Take every line from the material that has the word "Power" in it.
# START OF Entries shown
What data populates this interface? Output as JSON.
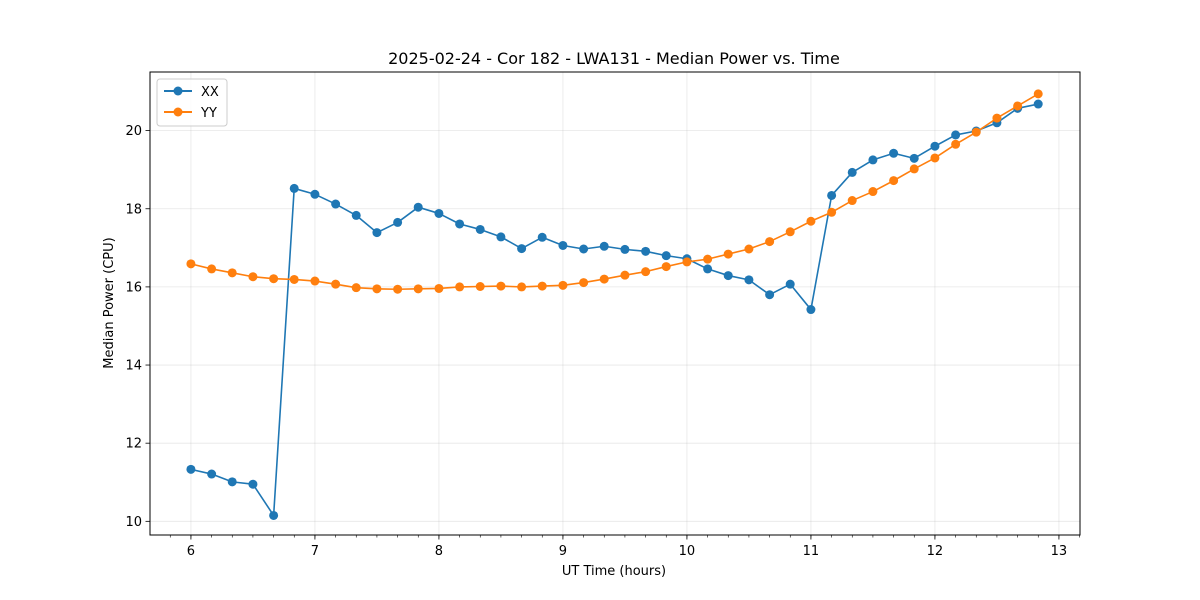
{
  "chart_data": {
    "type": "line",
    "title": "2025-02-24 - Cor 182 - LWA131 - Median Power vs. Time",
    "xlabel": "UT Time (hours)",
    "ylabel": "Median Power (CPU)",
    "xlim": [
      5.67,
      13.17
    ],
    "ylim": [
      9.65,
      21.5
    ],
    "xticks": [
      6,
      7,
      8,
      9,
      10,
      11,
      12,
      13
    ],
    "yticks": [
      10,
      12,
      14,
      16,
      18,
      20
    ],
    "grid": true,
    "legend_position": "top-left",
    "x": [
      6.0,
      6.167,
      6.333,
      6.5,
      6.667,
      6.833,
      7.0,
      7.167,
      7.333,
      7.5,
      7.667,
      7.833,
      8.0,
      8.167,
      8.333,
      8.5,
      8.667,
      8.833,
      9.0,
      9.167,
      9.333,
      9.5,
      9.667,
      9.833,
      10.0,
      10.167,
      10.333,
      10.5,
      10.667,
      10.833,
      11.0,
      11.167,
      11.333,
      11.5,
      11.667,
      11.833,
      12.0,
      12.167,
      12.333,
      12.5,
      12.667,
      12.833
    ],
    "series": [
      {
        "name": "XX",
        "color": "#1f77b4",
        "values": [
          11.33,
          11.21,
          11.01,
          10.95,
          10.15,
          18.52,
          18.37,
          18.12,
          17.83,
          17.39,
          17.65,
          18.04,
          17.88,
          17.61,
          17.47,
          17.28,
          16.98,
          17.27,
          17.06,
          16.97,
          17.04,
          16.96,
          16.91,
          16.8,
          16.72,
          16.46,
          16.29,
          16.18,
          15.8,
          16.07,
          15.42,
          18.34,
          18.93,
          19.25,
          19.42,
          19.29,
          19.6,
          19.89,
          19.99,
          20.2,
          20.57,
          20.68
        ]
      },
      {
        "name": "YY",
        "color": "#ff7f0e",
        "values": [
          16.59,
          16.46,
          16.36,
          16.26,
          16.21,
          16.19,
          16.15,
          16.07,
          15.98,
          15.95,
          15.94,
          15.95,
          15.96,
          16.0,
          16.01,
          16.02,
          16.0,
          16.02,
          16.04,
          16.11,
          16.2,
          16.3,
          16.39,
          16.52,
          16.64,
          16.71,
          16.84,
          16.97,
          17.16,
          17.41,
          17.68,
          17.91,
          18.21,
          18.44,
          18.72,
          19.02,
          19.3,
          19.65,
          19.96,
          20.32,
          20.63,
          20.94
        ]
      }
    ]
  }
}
# END OF Entries shown
(Correct result)
    "title": "2025-02-24 - Cor 182 - LWA131 - Median Power vs. Time",
    "ylabel": "Median Power (CPU)",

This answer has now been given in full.